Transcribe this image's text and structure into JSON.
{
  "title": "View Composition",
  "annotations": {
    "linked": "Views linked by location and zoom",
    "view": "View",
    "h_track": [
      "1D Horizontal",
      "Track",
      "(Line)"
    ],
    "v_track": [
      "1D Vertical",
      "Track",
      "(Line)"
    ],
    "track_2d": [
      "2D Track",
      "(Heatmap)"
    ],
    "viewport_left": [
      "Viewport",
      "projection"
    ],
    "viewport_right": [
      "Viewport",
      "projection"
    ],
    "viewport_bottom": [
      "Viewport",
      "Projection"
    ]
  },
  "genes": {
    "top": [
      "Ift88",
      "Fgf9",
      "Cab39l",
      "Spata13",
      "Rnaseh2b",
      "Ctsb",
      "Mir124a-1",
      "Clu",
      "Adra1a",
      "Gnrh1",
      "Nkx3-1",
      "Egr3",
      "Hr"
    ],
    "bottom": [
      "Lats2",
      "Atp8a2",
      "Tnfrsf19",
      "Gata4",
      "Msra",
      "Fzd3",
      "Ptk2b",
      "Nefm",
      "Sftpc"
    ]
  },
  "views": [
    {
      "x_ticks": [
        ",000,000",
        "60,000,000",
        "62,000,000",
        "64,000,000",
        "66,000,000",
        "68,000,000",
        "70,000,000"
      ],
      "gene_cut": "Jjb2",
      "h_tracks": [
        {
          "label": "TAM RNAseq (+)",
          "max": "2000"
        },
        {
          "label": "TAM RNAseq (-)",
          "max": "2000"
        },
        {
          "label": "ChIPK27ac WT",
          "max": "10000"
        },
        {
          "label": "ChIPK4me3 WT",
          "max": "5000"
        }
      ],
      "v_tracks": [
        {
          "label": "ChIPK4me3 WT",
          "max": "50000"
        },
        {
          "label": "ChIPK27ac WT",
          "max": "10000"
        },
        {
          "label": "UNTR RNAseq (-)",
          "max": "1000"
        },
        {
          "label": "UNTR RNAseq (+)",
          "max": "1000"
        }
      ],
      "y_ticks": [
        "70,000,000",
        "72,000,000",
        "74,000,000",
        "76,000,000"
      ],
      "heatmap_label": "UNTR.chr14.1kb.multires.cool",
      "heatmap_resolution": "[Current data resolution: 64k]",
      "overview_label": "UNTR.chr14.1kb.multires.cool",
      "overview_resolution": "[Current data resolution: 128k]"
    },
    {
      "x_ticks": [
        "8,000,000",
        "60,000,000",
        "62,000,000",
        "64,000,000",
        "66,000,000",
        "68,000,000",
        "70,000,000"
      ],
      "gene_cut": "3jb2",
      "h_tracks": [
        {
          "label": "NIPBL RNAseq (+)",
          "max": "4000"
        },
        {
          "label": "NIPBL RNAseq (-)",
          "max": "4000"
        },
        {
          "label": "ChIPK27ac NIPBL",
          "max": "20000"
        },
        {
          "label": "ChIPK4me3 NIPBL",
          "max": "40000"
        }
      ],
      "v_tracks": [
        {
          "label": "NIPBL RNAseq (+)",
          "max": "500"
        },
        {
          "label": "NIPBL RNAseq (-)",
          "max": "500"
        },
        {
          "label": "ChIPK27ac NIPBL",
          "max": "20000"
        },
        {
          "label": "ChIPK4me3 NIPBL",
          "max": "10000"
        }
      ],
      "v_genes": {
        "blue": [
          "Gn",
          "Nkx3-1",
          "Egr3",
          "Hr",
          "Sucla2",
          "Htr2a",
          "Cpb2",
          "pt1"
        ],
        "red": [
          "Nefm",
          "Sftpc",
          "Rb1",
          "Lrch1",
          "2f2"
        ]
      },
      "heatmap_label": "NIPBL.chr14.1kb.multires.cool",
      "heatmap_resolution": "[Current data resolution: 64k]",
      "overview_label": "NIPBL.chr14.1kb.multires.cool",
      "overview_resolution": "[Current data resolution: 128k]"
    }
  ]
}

=====

ASSIGNMENT: An unaltered copy of the listing above must form the answer.

RESULT OF THIS EXERCISE:
Transcribe this image's text and structure into JSON.
{
  "title": "View Composition",
  "annotations": {
    "linked": "Views linked by location and zoom",
    "view": "View",
    "h_track": [
      "1D Horizontal",
      "Track",
      "(Line)"
    ],
    "v_track": [
      "1D Vertical",
      "Track",
      "(Line)"
    ],
    "track_2d": [
      "2D Track",
      "(Heatmap)"
    ],
    "viewport_left": [
      "Viewport",
      "projection"
    ],
    "viewport_right": [
      "Viewport",
      "projection"
    ],
    "viewport_bottom": [
      "Viewport",
      "Projection"
    ]
  },
  "genes": {
    "top": [
      "Ift88",
      "Fgf9",
      "Cab39l",
      "Spata13",
      "Rnaseh2b",
      "Ctsb",
      "Mir124a-1",
      "Clu",
      "Adra1a",
      "Gnrh1",
      "Nkx3-1",
      "Egr3",
      "Hr"
    ],
    "bottom": [
      "Lats2",
      "Atp8a2",
      "Tnfrsf19",
      "Gata4",
      "Msra",
      "Fzd3",
      "Ptk2b",
      "Nefm",
      "Sftpc"
    ]
  },
  "views": [
    {
      "x_ticks": [
        ",000,000",
        "60,000,000",
        "62,000,000",
        "64,000,000",
        "66,000,000",
        "68,000,000",
        "70,000,000"
      ],
      "gene_cut": "Jjb2",
      "h_tracks": [
        {
          "label": "TAM RNAseq (+)",
          "max": "2000"
        },
        {
          "label": "TAM RNAseq (-)",
          "max": "2000"
        },
        {
          "label": "ChIPK27ac WT",
          "max": "10000"
        },
        {
          "label": "ChIPK4me3 WT",
          "max": "5000"
        }
      ],
      "v_tracks": [
        {
          "label": "ChIPK4me3 WT",
          "max": "50000"
        },
        {
          "label": "ChIPK27ac WT",
          "max": "10000"
        },
        {
          "label": "UNTR RNAseq (-)",
          "max": "1000"
        },
        {
          "label": "UNTR RNAseq (+)",
          "max": "1000"
        }
      ],
      "y_ticks": [
        "70,000,000",
        "72,000,000",
        "74,000,000",
        "76,000,000"
      ],
      "heatmap_label": "UNTR.chr14.1kb.multires.cool",
      "heatmap_resolution": "[Current data resolution: 64k]",
      "overview_label": "UNTR.chr14.1kb.multires.cool",
      "overview_resolution": "[Current data resolution: 128k]"
    },
    {
      "x_ticks": [
        "8,000,000",
        "60,000,000",
        "62,000,000",
        "64,000,000",
        "66,000,000",
        "68,000,000",
        "70,000,000"
      ],
      "gene_cut": "3jb2",
      "h_tracks": [
        {
          "label": "NIPBL RNAseq (+)",
          "max": "4000"
        },
        {
          "label": "NIPBL RNAseq (-)",
          "max": "4000"
        },
        {
          "label": "ChIPK27ac NIPBL",
          "max": "20000"
        },
        {
          "label": "ChIPK4me3 NIPBL",
          "max": "40000"
        }
      ],
      "v_tracks": [
        {
          "label": "NIPBL RNAseq (+)",
          "max": "500"
        },
        {
          "label": "NIPBL RNAseq (-)",
          "max": "500"
        },
        {
          "label": "ChIPK27ac NIPBL",
          "max": "20000"
        },
        {
          "label": "ChIPK4me3 NIPBL",
          "max": "10000"
        }
      ],
      "v_genes": {
        "blue": [
          "Gn",
          "Nkx3-1",
          "Egr3",
          "Hr",
          "Sucla2",
          "Htr2a",
          "Cpb2",
          "pt1"
        ],
        "red": [
          "Nefm",
          "Sftpc",
          "Rb1",
          "Lrch1",
          "2f2"
        ]
      },
      "heatmap_label": "NIPBL.chr14.1kb.multires.cool",
      "heatmap_resolution": "[Current data resolution: 64k]",
      "overview_label": "NIPBL.chr14.1kb.multires.cool",
      "overview_resolution": "[Current data resolution: 128k]"
    }
  ]
}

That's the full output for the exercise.